Your goal | Omit the pictures, then write out every entry exactly as it reads.

————

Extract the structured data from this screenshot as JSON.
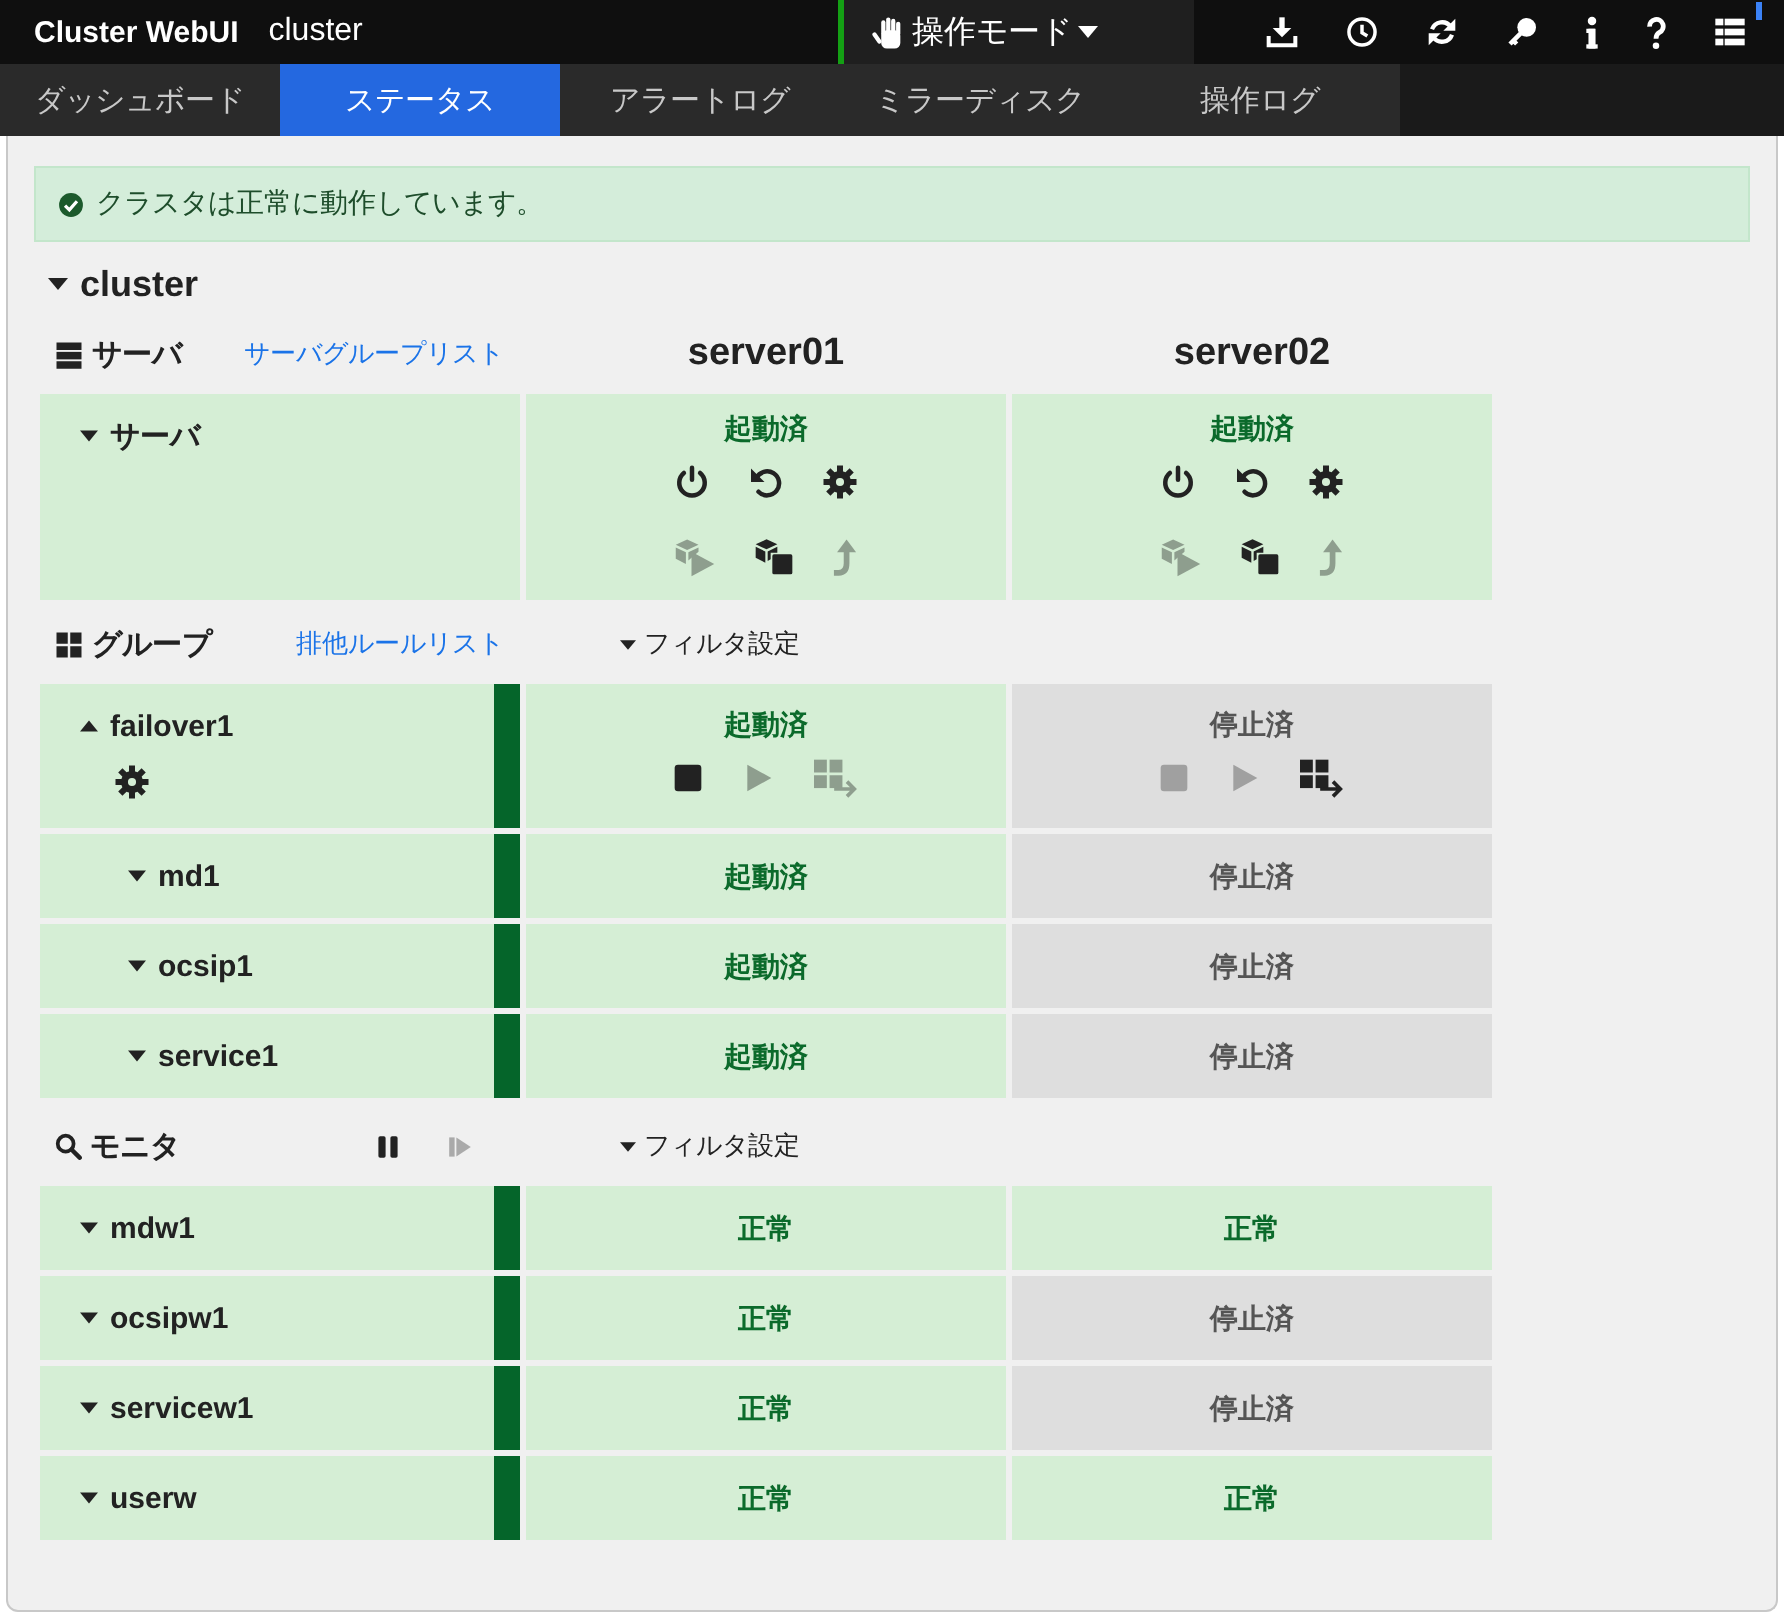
{
  "header": {
    "title": "Cluster WebUI",
    "cluster": "cluster",
    "mode": "操作モード"
  },
  "tabs": [
    {
      "label": "ダッシュボード",
      "selected": false
    },
    {
      "label": "ステータス",
      "selected": true
    },
    {
      "label": "アラートログ",
      "selected": false
    },
    {
      "label": "ミラーディスク",
      "selected": false
    },
    {
      "label": "操作ログ",
      "selected": false
    }
  ],
  "alert": {
    "message": "クラスタは正常に動作しています。"
  },
  "cluster": {
    "name": "cluster",
    "expanded": true
  },
  "servers": {
    "title": "サーバ",
    "link": "サーバグループリスト",
    "columns": [
      "server01",
      "server02"
    ],
    "rows": [
      {
        "name": "サーバ",
        "expanded": false,
        "cells": [
          {
            "status": "起動済",
            "active": true,
            "action_rows": [
              [
                {
                  "kind": "power",
                  "disabled": false
                },
                {
                  "kind": "restart",
                  "disabled": false
                },
                {
                  "kind": "settings",
                  "disabled": false
                }
              ],
              [
                {
                  "kind": "cube-start",
                  "disabled": true
                },
                {
                  "kind": "cubes",
                  "disabled": false
                },
                {
                  "kind": "lift",
                  "disabled": true
                }
              ]
            ]
          },
          {
            "status": "起動済",
            "active": true,
            "action_rows": [
              [
                {
                  "kind": "power",
                  "disabled": false
                },
                {
                  "kind": "restart",
                  "disabled": false
                },
                {
                  "kind": "settings",
                  "disabled": false
                }
              ],
              [
                {
                  "kind": "cube-start",
                  "disabled": true
                },
                {
                  "kind": "cubes",
                  "disabled": false
                },
                {
                  "kind": "lift",
                  "disabled": true
                }
              ]
            ]
          }
        ]
      }
    ]
  },
  "groups": {
    "title": "グループ",
    "link": "排他ルールリスト",
    "filter": "フィルタ設定",
    "rows": [
      {
        "name": "failover1",
        "expanded": true,
        "color": "#05652a",
        "name_actions": [
          {
            "kind": "settings",
            "disabled": false
          }
        ],
        "cells": [
          {
            "status": "起動済",
            "active": true,
            "actions": [
              {
                "kind": "stop",
                "disabled": false
              },
              {
                "kind": "start",
                "disabled": true
              },
              {
                "kind": "move",
                "disabled": true
              }
            ]
          },
          {
            "status": "停止済",
            "active": false,
            "actions": [
              {
                "kind": "stop",
                "disabled": true
              },
              {
                "kind": "start",
                "disabled": true
              },
              {
                "kind": "move",
                "disabled": false
              }
            ]
          }
        ],
        "children": [
          {
            "name": "md1",
            "expanded": false,
            "color": "#05652a",
            "cells": [
              {
                "status": "起動済",
                "active": true
              },
              {
                "status": "停止済",
                "active": false
              }
            ]
          },
          {
            "name": "ocsip1",
            "expanded": false,
            "color": "#05652a",
            "cells": [
              {
                "status": "起動済",
                "active": true
              },
              {
                "status": "停止済",
                "active": false
              }
            ]
          },
          {
            "name": "service1",
            "expanded": false,
            "color": "#05652a",
            "cells": [
              {
                "status": "起動済",
                "active": true
              },
              {
                "status": "停止済",
                "active": false
              }
            ]
          }
        ]
      }
    ]
  },
  "monitors": {
    "title": "モニタ",
    "controls": [
      {
        "kind": "pause",
        "disabled": false
      },
      {
        "kind": "resume",
        "disabled": true
      }
    ],
    "filter": "フィルタ設定",
    "rows": [
      {
        "name": "mdw1",
        "expanded": false,
        "color": "#05652a",
        "cells": [
          {
            "status": "正常",
            "active": true
          },
          {
            "status": "正常",
            "active": true
          }
        ]
      },
      {
        "name": "ocsipw1",
        "expanded": false,
        "color": "#05652a",
        "cells": [
          {
            "status": "正常",
            "active": true
          },
          {
            "status": "停止済",
            "active": false
          }
        ]
      },
      {
        "name": "servicew1",
        "expanded": false,
        "color": "#05652a",
        "cells": [
          {
            "status": "正常",
            "active": true
          },
          {
            "status": "停止済",
            "active": false
          }
        ]
      },
      {
        "name": "userw",
        "expanded": false,
        "color": "#05652a",
        "cells": [
          {
            "status": "正常",
            "active": true
          },
          {
            "status": "正常",
            "active": true
          }
        ]
      }
    ]
  }
}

————

Response to this task |
Extract the structured data from this screenshot as JSON.
{
  "header": {
    "title": "Cluster WebUI",
    "cluster": "cluster",
    "mode": "操作モード"
  },
  "tabs": [
    {
      "label": "ダッシュボード",
      "selected": false
    },
    {
      "label": "ステータス",
      "selected": true
    },
    {
      "label": "アラートログ",
      "selected": false
    },
    {
      "label": "ミラーディスク",
      "selected": false
    },
    {
      "label": "操作ログ",
      "selected": false
    }
  ],
  "alert": {
    "message": "クラスタは正常に動作しています。"
  },
  "cluster": {
    "name": "cluster",
    "expanded": true
  },
  "servers": {
    "title": "サーバ",
    "link": "サーバグループリスト",
    "columns": [
      "server01",
      "server02"
    ],
    "rows": [
      {
        "name": "サーバ",
        "expanded": false,
        "cells": [
          {
            "status": "起動済",
            "active": true,
            "action_rows": [
              [
                {
                  "kind": "power",
                  "disabled": false
                },
                {
                  "kind": "restart",
                  "disabled": false
                },
                {
                  "kind": "settings",
                  "disabled": false
                }
              ],
              [
                {
                  "kind": "cube-start",
                  "disabled": true
                },
                {
                  "kind": "cubes",
                  "disabled": false
                },
                {
                  "kind": "lift",
                  "disabled": true
                }
              ]
            ]
          },
          {
            "status": "起動済",
            "active": true,
            "action_rows": [
              [
                {
                  "kind": "power",
                  "disabled": false
                },
                {
                  "kind": "restart",
                  "disabled": false
                },
                {
                  "kind": "settings",
                  "disabled": false
                }
              ],
              [
                {
                  "kind": "cube-start",
                  "disabled": true
                },
                {
                  "kind": "cubes",
                  "disabled": false
                },
                {
                  "kind": "lift",
                  "disabled": true
                }
              ]
            ]
          }
        ]
      }
    ]
  },
  "groups": {
    "title": "グループ",
    "link": "排他ルールリスト",
    "filter": "フィルタ設定",
    "rows": [
      {
        "name": "failover1",
        "expanded": true,
        "color": "#05652a",
        "name_actions": [
          {
            "kind": "settings",
            "disabled": false
          }
        ],
        "cells": [
          {
            "status": "起動済",
            "active": true,
            "actions": [
              {
                "kind": "stop",
                "disabled": false
              },
              {
                "kind": "start",
                "disabled": true
              },
              {
                "kind": "move",
                "disabled": true
              }
            ]
          },
          {
            "status": "停止済",
            "active": false,
            "actions": [
              {
                "kind": "stop",
                "disabled": true
              },
              {
                "kind": "start",
                "disabled": true
              },
              {
                "kind": "move",
                "disabled": false
              }
            ]
          }
        ],
        "children": [
          {
            "name": "md1",
            "expanded": false,
            "color": "#05652a",
            "cells": [
              {
                "status": "起動済",
                "active": true
              },
              {
                "status": "停止済",
                "active": false
              }
            ]
          },
          {
            "name": "ocsip1",
            "expanded": false,
            "color": "#05652a",
            "cells": [
              {
                "status": "起動済",
                "active": true
              },
              {
                "status": "停止済",
                "active": false
              }
            ]
          },
          {
            "name": "service1",
            "expanded": false,
            "color": "#05652a",
            "cells": [
              {
                "status": "起動済",
                "active": true
              },
              {
                "status": "停止済",
                "active": false
              }
            ]
          }
        ]
      }
    ]
  },
  "monitors": {
    "title": "モニタ",
    "controls": [
      {
        "kind": "pause",
        "disabled": false
      },
      {
        "kind": "resume",
        "disabled": true
      }
    ],
    "filter": "フィルタ設定",
    "rows": [
      {
        "name": "mdw1",
        "expanded": false,
        "color": "#05652a",
        "cells": [
          {
            "status": "正常",
            "active": true
          },
          {
            "status": "正常",
            "active": true
          }
        ]
      },
      {
        "name": "ocsipw1",
        "expanded": false,
        "color": "#05652a",
        "cells": [
          {
            "status": "正常",
            "active": true
          },
          {
            "status": "停止済",
            "active": false
          }
        ]
      },
      {
        "name": "servicew1",
        "expanded": false,
        "color": "#05652a",
        "cells": [
          {
            "status": "正常",
            "active": true
          },
          {
            "status": "停止済",
            "active": false
          }
        ]
      },
      {
        "name": "userw",
        "expanded": false,
        "color": "#05652a",
        "cells": [
          {
            "status": "正常",
            "active": true
          },
          {
            "status": "正常",
            "active": true
          }
        ]
      }
    ]
  }
}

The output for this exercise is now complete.